◆ **TASK PROMPT**
Please pull out every line that includes the string "Premium".

--- start of INFORMATION SUPPLIED ---

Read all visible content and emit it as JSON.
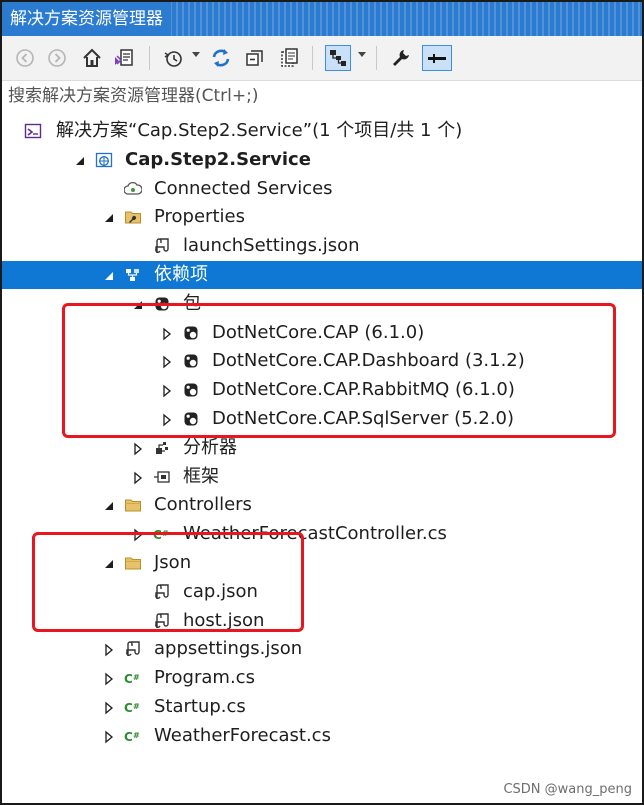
{
  "window": {
    "title": "解决方案资源管理器"
  },
  "toolbar": {
    "icons": [
      "back-icon",
      "forward-icon",
      "home-icon",
      "switch-view-icon",
      "history-icon",
      "sync-icon",
      "collapse-all-icon",
      "show-all-files-icon",
      "preview-icon",
      "properties-icon",
      "auto-hide-icon"
    ]
  },
  "search": {
    "placeholder": "搜索解决方案资源管理器(Ctrl+;)"
  },
  "tree": [
    {
      "label": "解决方案“Cap.Step2.Service”(1 个项目/共 1 个)",
      "icon": "solution-icon",
      "expander": "none",
      "indent": 0
    },
    {
      "label": "Cap.Step2.Service",
      "icon": "web-project-icon",
      "expander": "expanded",
      "indent": 1,
      "bold": true
    },
    {
      "label": "Connected Services",
      "icon": "connected-services-icon",
      "expander": "none",
      "indent": 2
    },
    {
      "label": "Properties",
      "icon": "properties-folder-icon",
      "expander": "expanded",
      "indent": 2
    },
    {
      "label": "launchSettings.json",
      "icon": "json-file-icon",
      "expander": "none",
      "indent": 3
    },
    {
      "label": "依赖项",
      "icon": "dependencies-icon",
      "expander": "expanded",
      "indent": 2,
      "selected": true
    },
    {
      "label": "包",
      "icon": "package-icon",
      "expander": "expanded",
      "indent": 3
    },
    {
      "label": "DotNetCore.CAP (6.1.0)",
      "icon": "package-icon",
      "expander": "collapsed",
      "indent": 4
    },
    {
      "label": "DotNetCore.CAP.Dashboard (3.1.2)",
      "icon": "package-icon",
      "expander": "collapsed",
      "indent": 4
    },
    {
      "label": "DotNetCore.CAP.RabbitMQ (6.1.0)",
      "icon": "package-icon",
      "expander": "collapsed",
      "indent": 4
    },
    {
      "label": "DotNetCore.CAP.SqlServer (5.2.0)",
      "icon": "package-icon",
      "expander": "collapsed",
      "indent": 4
    },
    {
      "label": "分析器",
      "icon": "analyzer-icon",
      "expander": "collapsed",
      "indent": 3
    },
    {
      "label": "框架",
      "icon": "framework-icon",
      "expander": "collapsed",
      "indent": 3
    },
    {
      "label": "Controllers",
      "icon": "folder-icon",
      "expander": "expanded",
      "indent": 2
    },
    {
      "label": "WeatherForecastController.cs",
      "icon": "csharp-file-icon",
      "expander": "collapsed",
      "indent": 3
    },
    {
      "label": "Json",
      "icon": "folder-icon",
      "expander": "expanded",
      "indent": 2
    },
    {
      "label": "cap.json",
      "icon": "json-file-icon",
      "expander": "none",
      "indent": 3
    },
    {
      "label": "host.json",
      "icon": "json-file-icon",
      "expander": "none",
      "indent": 3
    },
    {
      "label": "appsettings.json",
      "icon": "json-file-icon",
      "expander": "collapsed",
      "indent": 2
    },
    {
      "label": "Program.cs",
      "icon": "csharp-file-icon",
      "expander": "collapsed",
      "indent": 2
    },
    {
      "label": "Startup.cs",
      "icon": "csharp-file-icon",
      "expander": "collapsed",
      "indent": 2
    },
    {
      "label": "WeatherForecast.cs",
      "icon": "csharp-file-icon",
      "expander": "collapsed",
      "indent": 2
    }
  ],
  "watermark": "CSDN @wang_peng",
  "colors": {
    "title_bar": "#2b7bd1",
    "selection": "#0e78d4",
    "highlight_border": "#e8161f"
  }
}
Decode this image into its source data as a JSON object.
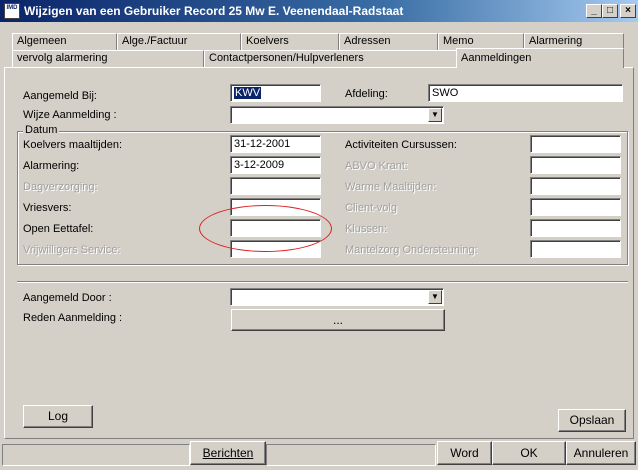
{
  "window": {
    "title": "Wijzigen van een Gebruiker Record 25 Mw E. Veenendaal-Radstaat",
    "icon_text": "IMD",
    "minimize_symbol": "_",
    "maximize_symbol": "□",
    "close_symbol": "×"
  },
  "tabs_row1": [
    "Algemeen",
    "Alge./Factuur",
    "Koelvers",
    "Adressen",
    "Memo",
    "Alarmering"
  ],
  "tabs_row2": [
    "vervolg alarmering",
    "Contactpersonen/Hulpverleners",
    "Aanmeldingen"
  ],
  "active_tab": "Aanmeldingen",
  "form": {
    "aangemeld_bij_label": "Aangemeld Bij:",
    "aangemeld_bij_value": "KWV",
    "afdeling_label": "Afdeling:",
    "afdeling_value": "SWO",
    "wijze_label": "Wijze Aanmelding :",
    "wijze_value": "",
    "datum_group_label": "Datum",
    "rows_left": [
      {
        "label": "Koelvers maaltijden:",
        "value": "31-12-2001",
        "disabled": false
      },
      {
        "label": "Alarmering:",
        "value": "3-12-2009",
        "disabled": false
      },
      {
        "label": "Dagverzorging:",
        "value": "",
        "disabled": true
      },
      {
        "label": "Vriesvers:",
        "value": "",
        "disabled": false
      },
      {
        "label": "Open Eettafel:",
        "value": "",
        "disabled": false
      },
      {
        "label": "Vrijwilligers Service:",
        "value": "",
        "disabled": true
      }
    ],
    "rows_right": [
      {
        "label": "Activiteiten Cursussen:",
        "value": "",
        "disabled": false
      },
      {
        "label": "ABVO Krant:",
        "value": "",
        "disabled": true
      },
      {
        "label": "Warme Maaltijden:",
        "value": "",
        "disabled": true
      },
      {
        "label": "Client-volg",
        "value": "",
        "disabled": true
      },
      {
        "label": "Klussen:",
        "value": "",
        "disabled": true
      },
      {
        "label": "Mantelzorg Ondersteuning:",
        "value": "",
        "disabled": true
      }
    ],
    "aangemeld_door_label": "Aangemeld Door :",
    "aangemeld_door_value": "",
    "reden_label": "Reden Aanmelding :",
    "reden_button": "...",
    "combo_arrow": "▼"
  },
  "buttons": {
    "log": "Log",
    "opslaan": "Opslaan",
    "berichten": "Berichten",
    "word": "Word",
    "ok": "OK",
    "annuleren": "Annuleren"
  },
  "colors": {
    "title_start": "#0a246a",
    "title_end": "#a6caf0",
    "face": "#d4d0c8",
    "annotation": "#e02020"
  }
}
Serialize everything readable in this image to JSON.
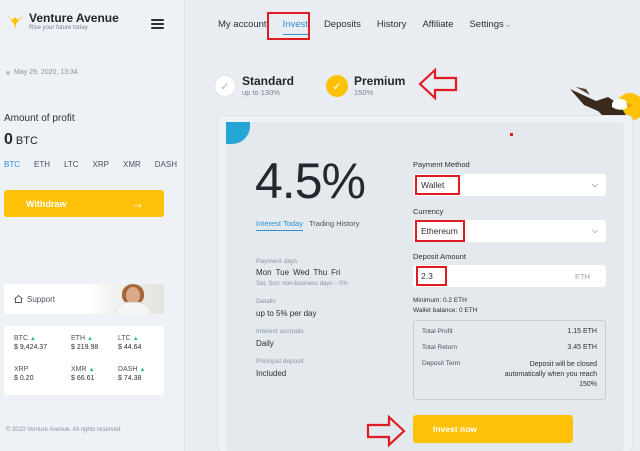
{
  "brand": {
    "name": "Venture Avenue",
    "tagline": "Rise your future today"
  },
  "sidebar": {
    "date": "May 29, 2020, 13:34",
    "profit_label": "Amount of profit",
    "profit_value": "0",
    "profit_currency": "BTC",
    "coin_tabs": [
      "BTC",
      "ETH",
      "LTC",
      "XRP",
      "XMR",
      "DASH"
    ],
    "withdraw_label": "Withdraw",
    "support_label": "Support",
    "tickers": [
      {
        "name": "BTC",
        "price": "$ 9,424.37",
        "trend": "up"
      },
      {
        "name": "ETH",
        "price": "$ 219.98",
        "trend": "up"
      },
      {
        "name": "LTC",
        "price": "$ 44.64",
        "trend": "up"
      },
      {
        "name": "XRP",
        "price": "$ 0.20",
        "trend": ""
      },
      {
        "name": "XMR",
        "price": "$ 66.61",
        "trend": "up"
      },
      {
        "name": "DASH",
        "price": "$ 74.38",
        "trend": "up"
      }
    ],
    "copyright": "© 2020 Venture Avenue. All rights reserved."
  },
  "nav": {
    "items": [
      "My account",
      "Invest",
      "Deposits",
      "History",
      "Affiliate",
      "Settings"
    ],
    "active": "Invest"
  },
  "plans": [
    {
      "name": "Standard",
      "sub": "up to 130%"
    },
    {
      "name": "Premium",
      "sub": "150%"
    }
  ],
  "plan_selected": "Premium",
  "invest": {
    "rate": "4.5%",
    "info_tabs": [
      "Interest Today",
      "Trading History"
    ],
    "payment_days_label": "Payment days",
    "payment_days": [
      "Mon",
      "Tue",
      "Wed",
      "Thu",
      "Fri"
    ],
    "payment_days_note": "Sat, Sun: non-business days – 0%",
    "details_label": "Details",
    "details_value": "up to 5% per day",
    "accruals_label": "Interest accruals",
    "accruals_value": "Daily",
    "principal_label": "Principal deposit",
    "principal_value": "Included",
    "payment_method_label": "Payment Method",
    "payment_method_value": "Wallet",
    "currency_label": "Currency",
    "currency_value": "Ethereum",
    "deposit_amount_label": "Deposit Amount",
    "deposit_amount_value": "2.3",
    "deposit_currency": "ETH",
    "minimum": "Minimum: 0.2 ETH",
    "wallet_balance": "Wallet balance: 0 ETH",
    "total_profit_label": "Total Profit",
    "total_profit_value": "1.15 ETH",
    "total_return_label": "Total Return",
    "total_return_value": "3.45 ETH",
    "deposit_term_label": "Deposit Term",
    "deposit_term_value": "Deposit will be closed automatically when you reach 150%",
    "invest_button": "Invest now"
  },
  "colors": {
    "accent": "#ffc107",
    "link": "#2f8fd4",
    "highlight": "#e01b22"
  }
}
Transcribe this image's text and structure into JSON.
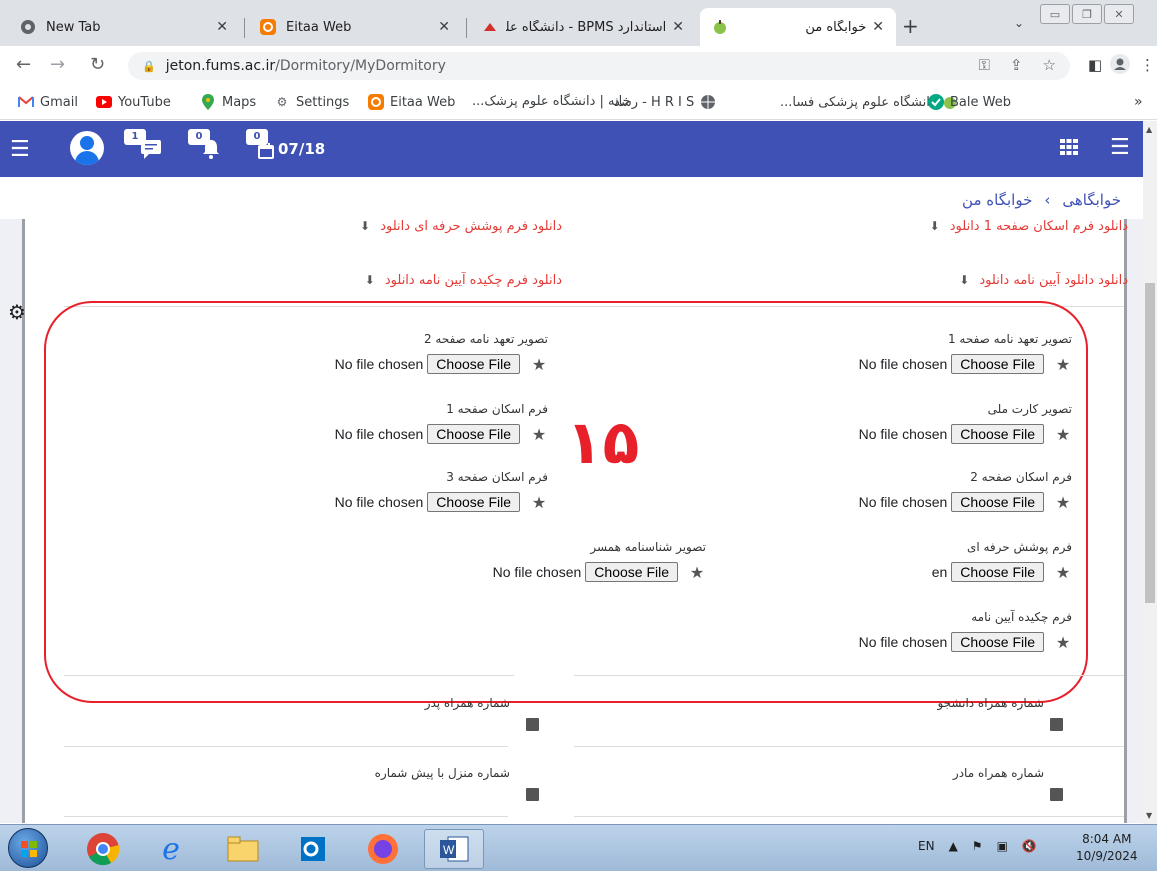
{
  "browser": {
    "tabs": [
      {
        "title": "New Tab",
        "favicon": "chrome-icon"
      },
      {
        "title": "Eitaa Web",
        "favicon": "eitaa-icon"
      },
      {
        "title": "استاندارد BPMS - دانشگاه علوم",
        "favicon": "bpms-icon"
      },
      {
        "title": "خوابگاه من",
        "favicon": "fums-icon",
        "active": true
      }
    ],
    "url_host": "jeton.fums.ac.ir",
    "url_path": "/Dormitory/MyDormitory",
    "bookmarks": [
      {
        "label": "Gmail",
        "icon": "gmail-icon"
      },
      {
        "label": "YouTube",
        "icon": "youtube-icon"
      },
      {
        "label": "Maps",
        "icon": "maps-icon"
      },
      {
        "label": "Settings",
        "icon": "gear-icon"
      },
      {
        "label": "Eitaa Web",
        "icon": "eitaa-icon"
      },
      {
        "label": "خانه | دانشگاه علوم پزشک...",
        "icon": "none"
      },
      {
        "label": "H R I S - رشد",
        "icon": "globe-icon"
      },
      {
        "label": "دانشگاه علوم پزشکی فسا...",
        "icon": "fums-icon"
      },
      {
        "label": "Bale Web",
        "icon": "bale-icon"
      }
    ]
  },
  "header": {
    "messages_badge": "1",
    "notifications_badge": "0",
    "calendar_badge": "0",
    "date": "07/18",
    "colors": {
      "bar": "#3f51b5"
    }
  },
  "breadcrumb": {
    "parent": "خوابگاهی",
    "current": "خوابگاه من",
    "separator": "›"
  },
  "downloads": {
    "top_right": "دانلود فرم اسکان صفحه 1",
    "top_left": "دانلود فرم پوشش حرفه ای",
    "mid_right": "دانلود دانلود آیین نامه",
    "mid_left": "دانلود فرم چکیده آیین نامه",
    "link_text": "دانلود"
  },
  "uploads": {
    "no_file_text": "No file chosen",
    "choose_label": "Choose File",
    "truncated_no_file": "en",
    "fields": {
      "pledge_page1": "تصویر تعهد نامه صفحه 1",
      "pledge_page2": "تصویر تعهد نامه صفحه 2",
      "national_card": "تصویر کارت ملی",
      "residence_page1": "فرم اسکان صفحه 1",
      "residence_page2": "فرم اسکان صفحه 2",
      "residence_page3": "فرم اسکان صفحه 3",
      "professional_cover": "فرم پوشش حرفه ای",
      "spouse_id": "تصویر شناسنامه همسر",
      "regulation_summary": "فرم چکیده آیین نامه"
    }
  },
  "annotation": {
    "number": "۱۵",
    "color": "#e8202a"
  },
  "contact_fields": {
    "student_mobile": "شماره همراه دانشجو",
    "father_mobile": "شماره همراه پدر",
    "mother_mobile": "شماره همراه مادر",
    "home_phone": "شماره منزل با پیش شماره"
  },
  "taskbar": {
    "lang": "EN",
    "time": "8:04 AM",
    "date": "10/9/2024"
  }
}
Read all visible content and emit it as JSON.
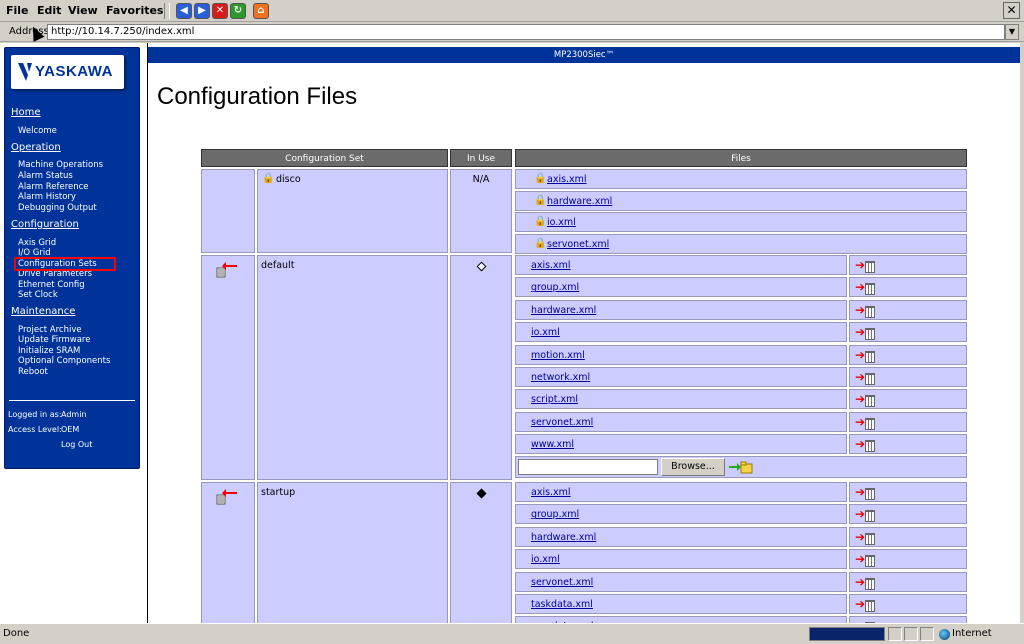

--- end of INFORMATION SUPPLIED ---

◆ **TASK ANSWER**
      "name": "Premium",
  "plan_selected": "Premium",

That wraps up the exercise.